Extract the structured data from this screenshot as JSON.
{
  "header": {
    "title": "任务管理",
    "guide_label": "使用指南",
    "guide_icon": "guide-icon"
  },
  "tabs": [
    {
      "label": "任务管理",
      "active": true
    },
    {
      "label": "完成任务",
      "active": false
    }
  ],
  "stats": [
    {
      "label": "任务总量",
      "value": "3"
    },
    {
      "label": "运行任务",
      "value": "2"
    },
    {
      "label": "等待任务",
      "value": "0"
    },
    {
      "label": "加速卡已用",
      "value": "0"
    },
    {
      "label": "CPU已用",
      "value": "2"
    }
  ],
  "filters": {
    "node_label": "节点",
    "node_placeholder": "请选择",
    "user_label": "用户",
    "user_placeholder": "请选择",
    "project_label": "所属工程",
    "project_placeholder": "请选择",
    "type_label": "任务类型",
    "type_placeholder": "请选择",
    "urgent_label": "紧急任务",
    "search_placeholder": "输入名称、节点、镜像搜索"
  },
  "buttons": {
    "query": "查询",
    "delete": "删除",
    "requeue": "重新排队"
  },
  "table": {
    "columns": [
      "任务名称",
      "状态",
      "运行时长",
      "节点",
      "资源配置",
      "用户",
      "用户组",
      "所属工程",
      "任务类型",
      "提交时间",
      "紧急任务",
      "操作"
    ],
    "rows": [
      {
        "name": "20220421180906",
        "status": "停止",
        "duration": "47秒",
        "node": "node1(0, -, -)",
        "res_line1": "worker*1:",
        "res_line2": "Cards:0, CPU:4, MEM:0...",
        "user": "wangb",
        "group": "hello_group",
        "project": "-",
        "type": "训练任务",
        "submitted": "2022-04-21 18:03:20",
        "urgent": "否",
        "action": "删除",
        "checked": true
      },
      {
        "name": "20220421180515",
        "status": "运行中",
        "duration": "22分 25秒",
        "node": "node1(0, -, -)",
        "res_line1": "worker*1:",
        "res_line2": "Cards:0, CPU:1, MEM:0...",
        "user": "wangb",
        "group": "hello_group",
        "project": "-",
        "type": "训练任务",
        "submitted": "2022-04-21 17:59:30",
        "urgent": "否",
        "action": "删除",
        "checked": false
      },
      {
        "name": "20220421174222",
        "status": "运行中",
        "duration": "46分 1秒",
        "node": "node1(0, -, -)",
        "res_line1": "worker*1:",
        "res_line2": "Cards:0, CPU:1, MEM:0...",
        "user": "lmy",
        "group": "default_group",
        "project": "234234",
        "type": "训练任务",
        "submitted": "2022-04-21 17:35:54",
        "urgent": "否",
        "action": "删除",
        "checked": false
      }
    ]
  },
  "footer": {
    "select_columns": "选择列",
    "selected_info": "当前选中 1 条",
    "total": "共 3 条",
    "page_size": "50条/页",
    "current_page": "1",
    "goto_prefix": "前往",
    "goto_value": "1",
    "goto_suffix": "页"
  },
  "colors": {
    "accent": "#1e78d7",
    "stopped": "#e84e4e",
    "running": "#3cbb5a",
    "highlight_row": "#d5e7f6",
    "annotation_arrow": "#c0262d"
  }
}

++++

- _What is expected_:
Every entry should be output exactly as written, please.

- _Full output_:
Extract the structured data from this screenshot as JSON.
{
  "header": {
    "title": "任务管理",
    "guide_label": "使用指南",
    "guide_icon": "guide-icon"
  },
  "tabs": [
    {
      "label": "任务管理",
      "active": true
    },
    {
      "label": "完成任务",
      "active": false
    }
  ],
  "stats": [
    {
      "label": "任务总量",
      "value": "3"
    },
    {
      "label": "运行任务",
      "value": "2"
    },
    {
      "label": "等待任务",
      "value": "0"
    },
    {
      "label": "加速卡已用",
      "value": "0"
    },
    {
      "label": "CPU已用",
      "value": "2"
    }
  ],
  "filters": {
    "node_label": "节点",
    "node_placeholder": "请选择",
    "user_label": "用户",
    "user_placeholder": "请选择",
    "project_label": "所属工程",
    "project_placeholder": "请选择",
    "type_label": "任务类型",
    "type_placeholder": "请选择",
    "urgent_label": "紧急任务",
    "search_placeholder": "输入名称、节点、镜像搜索"
  },
  "buttons": {
    "query": "查询",
    "delete": "删除",
    "requeue": "重新排队"
  },
  "table": {
    "columns": [
      "任务名称",
      "状态",
      "运行时长",
      "节点",
      "资源配置",
      "用户",
      "用户组",
      "所属工程",
      "任务类型",
      "提交时间",
      "紧急任务",
      "操作"
    ],
    "rows": [
      {
        "name": "20220421180906",
        "status": "停止",
        "duration": "47秒",
        "node": "node1(0, -, -)",
        "res_line1": "worker*1:",
        "res_line2": "Cards:0, CPU:4, MEM:0...",
        "user": "wangb",
        "group": "hello_group",
        "project": "-",
        "type": "训练任务",
        "submitted": "2022-04-21 18:03:20",
        "urgent": "否",
        "action": "删除",
        "checked": true
      },
      {
        "name": "20220421180515",
        "status": "运行中",
        "duration": "22分 25秒",
        "node": "node1(0, -, -)",
        "res_line1": "worker*1:",
        "res_line2": "Cards:0, CPU:1, MEM:0...",
        "user": "wangb",
        "group": "hello_group",
        "project": "-",
        "type": "训练任务",
        "submitted": "2022-04-21 17:59:30",
        "urgent": "否",
        "action": "删除",
        "checked": false
      },
      {
        "name": "20220421174222",
        "status": "运行中",
        "duration": "46分 1秒",
        "node": "node1(0, -, -)",
        "res_line1": "worker*1:",
        "res_line2": "Cards:0, CPU:1, MEM:0...",
        "user": "lmy",
        "group": "default_group",
        "project": "234234",
        "type": "训练任务",
        "submitted": "2022-04-21 17:35:54",
        "urgent": "否",
        "action": "删除",
        "checked": false
      }
    ]
  },
  "footer": {
    "select_columns": "选择列",
    "selected_info": "当前选中 1 条",
    "total": "共 3 条",
    "page_size": "50条/页",
    "current_page": "1",
    "goto_prefix": "前往",
    "goto_value": "1",
    "goto_suffix": "页"
  },
  "colors": {
    "accent": "#1e78d7",
    "stopped": "#e84e4e",
    "running": "#3cbb5a",
    "highlight_row": "#d5e7f6",
    "annotation_arrow": "#c0262d"
  }
}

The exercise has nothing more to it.